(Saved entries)
+ + + + +

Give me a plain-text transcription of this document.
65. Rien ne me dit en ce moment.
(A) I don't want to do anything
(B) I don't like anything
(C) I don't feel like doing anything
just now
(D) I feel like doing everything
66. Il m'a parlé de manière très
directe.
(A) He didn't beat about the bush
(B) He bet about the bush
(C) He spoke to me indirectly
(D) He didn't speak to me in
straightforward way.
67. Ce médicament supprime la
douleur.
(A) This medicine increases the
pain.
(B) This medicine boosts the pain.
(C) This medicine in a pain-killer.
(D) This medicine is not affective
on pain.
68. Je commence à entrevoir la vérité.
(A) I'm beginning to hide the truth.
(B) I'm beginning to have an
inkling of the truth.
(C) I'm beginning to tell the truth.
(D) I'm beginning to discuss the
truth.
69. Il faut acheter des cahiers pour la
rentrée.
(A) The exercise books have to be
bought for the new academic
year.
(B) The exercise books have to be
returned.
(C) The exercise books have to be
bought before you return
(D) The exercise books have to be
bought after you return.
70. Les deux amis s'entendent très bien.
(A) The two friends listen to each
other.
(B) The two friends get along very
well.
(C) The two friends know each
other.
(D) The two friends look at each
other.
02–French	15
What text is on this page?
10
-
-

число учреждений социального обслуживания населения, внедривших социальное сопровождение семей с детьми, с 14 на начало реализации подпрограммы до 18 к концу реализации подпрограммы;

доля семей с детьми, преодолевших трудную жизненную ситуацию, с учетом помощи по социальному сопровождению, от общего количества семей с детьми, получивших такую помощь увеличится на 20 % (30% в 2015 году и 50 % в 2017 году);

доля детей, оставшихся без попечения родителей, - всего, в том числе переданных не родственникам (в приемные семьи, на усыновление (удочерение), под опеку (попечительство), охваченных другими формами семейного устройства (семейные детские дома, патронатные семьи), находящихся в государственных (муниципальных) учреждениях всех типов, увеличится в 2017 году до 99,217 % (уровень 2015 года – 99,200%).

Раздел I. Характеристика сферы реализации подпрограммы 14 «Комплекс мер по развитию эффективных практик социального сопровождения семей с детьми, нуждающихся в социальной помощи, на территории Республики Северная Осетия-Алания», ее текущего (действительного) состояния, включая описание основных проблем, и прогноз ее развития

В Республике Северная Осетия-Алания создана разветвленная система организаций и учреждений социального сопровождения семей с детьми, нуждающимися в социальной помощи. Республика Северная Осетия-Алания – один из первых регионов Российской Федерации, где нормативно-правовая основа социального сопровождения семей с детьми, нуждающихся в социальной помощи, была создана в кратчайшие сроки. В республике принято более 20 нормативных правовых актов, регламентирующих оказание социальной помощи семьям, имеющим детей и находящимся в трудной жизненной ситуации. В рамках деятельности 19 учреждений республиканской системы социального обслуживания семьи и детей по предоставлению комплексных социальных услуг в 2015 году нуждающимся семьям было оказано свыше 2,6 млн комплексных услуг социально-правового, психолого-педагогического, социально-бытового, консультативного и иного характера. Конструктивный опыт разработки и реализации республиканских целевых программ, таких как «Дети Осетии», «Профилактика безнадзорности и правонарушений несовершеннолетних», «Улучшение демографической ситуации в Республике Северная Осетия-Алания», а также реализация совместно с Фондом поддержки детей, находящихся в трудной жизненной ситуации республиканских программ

+ + + + +

- **WORK TO DO**
Write out every line of the data that holds the word "friends".

- **COMPLETE OUTPUT**
(A) The two friends listen to each
(B) The two friends get along very
(C) The two friends know each
(D) The two friends look at each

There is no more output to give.